=== Your objective ===
Going through the entries below, copy out each line that contains "title".
Record extracts Block Start
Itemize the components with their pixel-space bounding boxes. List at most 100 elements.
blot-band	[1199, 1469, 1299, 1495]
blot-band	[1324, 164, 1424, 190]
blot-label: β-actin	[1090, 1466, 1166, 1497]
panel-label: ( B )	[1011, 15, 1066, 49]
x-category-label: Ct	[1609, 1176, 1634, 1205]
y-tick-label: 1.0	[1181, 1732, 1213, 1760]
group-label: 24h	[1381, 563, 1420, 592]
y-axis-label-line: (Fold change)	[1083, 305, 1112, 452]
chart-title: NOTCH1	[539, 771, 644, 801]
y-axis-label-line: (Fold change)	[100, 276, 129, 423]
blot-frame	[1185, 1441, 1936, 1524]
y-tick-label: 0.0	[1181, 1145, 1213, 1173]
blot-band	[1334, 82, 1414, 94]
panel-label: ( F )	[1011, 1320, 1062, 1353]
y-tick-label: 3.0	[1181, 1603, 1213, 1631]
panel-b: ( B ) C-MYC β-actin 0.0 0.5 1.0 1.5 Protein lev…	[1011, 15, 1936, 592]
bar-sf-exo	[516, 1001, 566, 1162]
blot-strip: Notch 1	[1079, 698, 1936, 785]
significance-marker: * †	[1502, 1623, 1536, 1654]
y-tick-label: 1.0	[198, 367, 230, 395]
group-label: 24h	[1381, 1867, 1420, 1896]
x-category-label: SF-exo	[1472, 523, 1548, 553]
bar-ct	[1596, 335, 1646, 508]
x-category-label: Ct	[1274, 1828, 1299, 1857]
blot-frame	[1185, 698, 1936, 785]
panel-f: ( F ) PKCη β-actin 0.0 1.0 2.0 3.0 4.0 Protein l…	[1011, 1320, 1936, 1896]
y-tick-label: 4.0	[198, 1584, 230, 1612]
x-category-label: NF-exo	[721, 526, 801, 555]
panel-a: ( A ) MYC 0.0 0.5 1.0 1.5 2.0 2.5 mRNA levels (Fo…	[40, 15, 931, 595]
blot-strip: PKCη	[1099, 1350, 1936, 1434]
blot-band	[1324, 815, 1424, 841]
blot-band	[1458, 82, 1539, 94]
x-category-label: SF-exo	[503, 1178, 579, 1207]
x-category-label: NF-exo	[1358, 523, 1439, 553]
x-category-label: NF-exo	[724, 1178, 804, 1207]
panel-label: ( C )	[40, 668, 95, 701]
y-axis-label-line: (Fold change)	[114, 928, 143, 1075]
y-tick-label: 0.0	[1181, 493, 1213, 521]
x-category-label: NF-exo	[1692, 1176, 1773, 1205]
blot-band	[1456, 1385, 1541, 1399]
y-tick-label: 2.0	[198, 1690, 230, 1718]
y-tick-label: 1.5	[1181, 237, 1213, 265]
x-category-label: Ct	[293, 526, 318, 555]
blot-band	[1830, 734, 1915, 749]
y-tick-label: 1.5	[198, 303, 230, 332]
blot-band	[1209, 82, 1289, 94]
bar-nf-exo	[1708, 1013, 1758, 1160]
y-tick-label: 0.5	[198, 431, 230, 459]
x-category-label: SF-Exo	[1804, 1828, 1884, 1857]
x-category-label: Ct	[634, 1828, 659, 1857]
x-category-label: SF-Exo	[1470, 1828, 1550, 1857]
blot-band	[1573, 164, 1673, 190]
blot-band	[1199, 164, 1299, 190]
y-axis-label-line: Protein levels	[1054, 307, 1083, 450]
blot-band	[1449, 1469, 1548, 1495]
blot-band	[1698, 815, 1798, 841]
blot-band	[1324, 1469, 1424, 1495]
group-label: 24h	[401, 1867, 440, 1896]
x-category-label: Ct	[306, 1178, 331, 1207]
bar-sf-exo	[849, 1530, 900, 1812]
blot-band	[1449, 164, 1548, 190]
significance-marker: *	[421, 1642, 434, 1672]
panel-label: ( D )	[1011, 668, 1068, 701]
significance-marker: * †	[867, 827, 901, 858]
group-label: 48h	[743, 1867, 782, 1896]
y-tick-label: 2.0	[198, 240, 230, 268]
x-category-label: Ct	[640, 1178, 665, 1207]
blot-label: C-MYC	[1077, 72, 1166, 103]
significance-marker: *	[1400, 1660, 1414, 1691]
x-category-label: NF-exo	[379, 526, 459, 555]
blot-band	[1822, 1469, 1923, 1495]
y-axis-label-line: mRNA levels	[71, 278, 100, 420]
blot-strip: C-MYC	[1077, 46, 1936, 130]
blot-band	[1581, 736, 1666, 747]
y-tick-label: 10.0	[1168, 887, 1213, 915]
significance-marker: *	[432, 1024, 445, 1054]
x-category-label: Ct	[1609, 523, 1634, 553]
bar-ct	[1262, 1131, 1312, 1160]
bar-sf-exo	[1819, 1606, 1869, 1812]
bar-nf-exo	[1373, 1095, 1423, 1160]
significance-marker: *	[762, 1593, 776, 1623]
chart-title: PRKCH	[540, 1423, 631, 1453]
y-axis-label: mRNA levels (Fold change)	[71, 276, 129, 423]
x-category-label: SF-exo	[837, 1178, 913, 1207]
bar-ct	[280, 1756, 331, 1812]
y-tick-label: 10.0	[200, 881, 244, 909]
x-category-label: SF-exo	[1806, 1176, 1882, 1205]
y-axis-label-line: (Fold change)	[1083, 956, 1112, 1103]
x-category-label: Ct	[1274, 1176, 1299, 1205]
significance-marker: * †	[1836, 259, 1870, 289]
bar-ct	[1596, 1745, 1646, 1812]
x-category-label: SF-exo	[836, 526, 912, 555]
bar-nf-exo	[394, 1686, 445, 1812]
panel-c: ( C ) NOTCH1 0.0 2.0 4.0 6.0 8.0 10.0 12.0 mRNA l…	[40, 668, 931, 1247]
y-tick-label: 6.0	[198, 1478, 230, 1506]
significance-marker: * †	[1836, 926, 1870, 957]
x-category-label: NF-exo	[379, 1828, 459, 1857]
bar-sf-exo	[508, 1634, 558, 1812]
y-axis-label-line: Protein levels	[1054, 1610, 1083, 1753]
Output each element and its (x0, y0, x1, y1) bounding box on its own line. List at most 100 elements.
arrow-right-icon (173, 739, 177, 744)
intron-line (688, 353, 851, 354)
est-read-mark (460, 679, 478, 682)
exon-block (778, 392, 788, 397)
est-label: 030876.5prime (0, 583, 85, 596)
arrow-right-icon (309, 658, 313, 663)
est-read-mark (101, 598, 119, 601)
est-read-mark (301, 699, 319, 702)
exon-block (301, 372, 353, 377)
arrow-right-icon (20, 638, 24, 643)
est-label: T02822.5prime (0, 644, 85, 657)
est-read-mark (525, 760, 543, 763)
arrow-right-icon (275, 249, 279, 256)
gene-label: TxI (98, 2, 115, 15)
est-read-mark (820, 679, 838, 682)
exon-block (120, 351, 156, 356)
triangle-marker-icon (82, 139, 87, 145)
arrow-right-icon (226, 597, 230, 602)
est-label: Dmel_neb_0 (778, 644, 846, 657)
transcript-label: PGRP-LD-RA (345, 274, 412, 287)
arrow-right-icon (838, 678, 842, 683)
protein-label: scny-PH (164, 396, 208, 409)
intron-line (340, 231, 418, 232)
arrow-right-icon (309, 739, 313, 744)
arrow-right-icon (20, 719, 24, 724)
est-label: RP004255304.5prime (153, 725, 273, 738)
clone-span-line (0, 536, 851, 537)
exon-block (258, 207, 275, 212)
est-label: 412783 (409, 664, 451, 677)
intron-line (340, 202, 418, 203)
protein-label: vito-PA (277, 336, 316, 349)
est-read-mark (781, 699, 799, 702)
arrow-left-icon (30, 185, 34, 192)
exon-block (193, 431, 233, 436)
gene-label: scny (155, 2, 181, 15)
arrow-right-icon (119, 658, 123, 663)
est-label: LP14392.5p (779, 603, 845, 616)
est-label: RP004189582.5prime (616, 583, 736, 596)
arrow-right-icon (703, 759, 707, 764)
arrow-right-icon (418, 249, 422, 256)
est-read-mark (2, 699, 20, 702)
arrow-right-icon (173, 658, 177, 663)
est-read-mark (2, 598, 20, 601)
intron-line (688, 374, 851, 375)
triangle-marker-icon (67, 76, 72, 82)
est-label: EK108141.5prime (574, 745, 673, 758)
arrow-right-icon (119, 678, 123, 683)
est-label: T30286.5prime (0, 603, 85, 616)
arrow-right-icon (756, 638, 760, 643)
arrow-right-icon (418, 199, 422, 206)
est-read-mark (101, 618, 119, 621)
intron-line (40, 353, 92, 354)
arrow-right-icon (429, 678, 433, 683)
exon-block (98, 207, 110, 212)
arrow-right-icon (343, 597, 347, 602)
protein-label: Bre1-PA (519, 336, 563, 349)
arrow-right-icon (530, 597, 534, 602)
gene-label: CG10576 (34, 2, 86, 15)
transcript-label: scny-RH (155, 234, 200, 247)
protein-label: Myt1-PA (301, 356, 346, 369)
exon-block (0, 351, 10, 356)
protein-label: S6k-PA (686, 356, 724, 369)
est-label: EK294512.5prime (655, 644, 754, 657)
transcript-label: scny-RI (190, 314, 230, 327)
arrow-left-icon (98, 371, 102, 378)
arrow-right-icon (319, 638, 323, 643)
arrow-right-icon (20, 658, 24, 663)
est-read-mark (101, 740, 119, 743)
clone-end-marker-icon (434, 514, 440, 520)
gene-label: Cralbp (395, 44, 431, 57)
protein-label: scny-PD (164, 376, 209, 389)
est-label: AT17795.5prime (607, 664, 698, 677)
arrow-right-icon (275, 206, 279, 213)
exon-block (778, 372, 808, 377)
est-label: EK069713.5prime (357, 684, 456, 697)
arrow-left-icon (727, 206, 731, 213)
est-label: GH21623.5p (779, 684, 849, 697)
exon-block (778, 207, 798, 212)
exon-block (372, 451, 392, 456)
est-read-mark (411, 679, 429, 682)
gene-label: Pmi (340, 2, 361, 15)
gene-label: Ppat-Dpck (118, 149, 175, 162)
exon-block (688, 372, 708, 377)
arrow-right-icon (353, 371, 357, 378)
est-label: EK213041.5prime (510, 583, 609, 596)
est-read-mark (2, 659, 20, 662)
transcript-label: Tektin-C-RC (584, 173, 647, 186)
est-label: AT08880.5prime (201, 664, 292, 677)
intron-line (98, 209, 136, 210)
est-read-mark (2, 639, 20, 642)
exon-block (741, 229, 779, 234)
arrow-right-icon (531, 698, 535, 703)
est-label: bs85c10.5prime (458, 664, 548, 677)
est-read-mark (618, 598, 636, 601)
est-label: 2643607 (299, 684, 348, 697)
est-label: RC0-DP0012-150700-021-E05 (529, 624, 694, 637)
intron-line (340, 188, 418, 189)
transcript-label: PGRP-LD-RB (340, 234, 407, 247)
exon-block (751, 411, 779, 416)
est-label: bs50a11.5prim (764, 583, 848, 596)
Record extracts Block End
=== Output for this exercise ===
chart-title: NOTCH1	[539, 771, 644, 801]
chart-title: PRKCH	[540, 1423, 631, 1453]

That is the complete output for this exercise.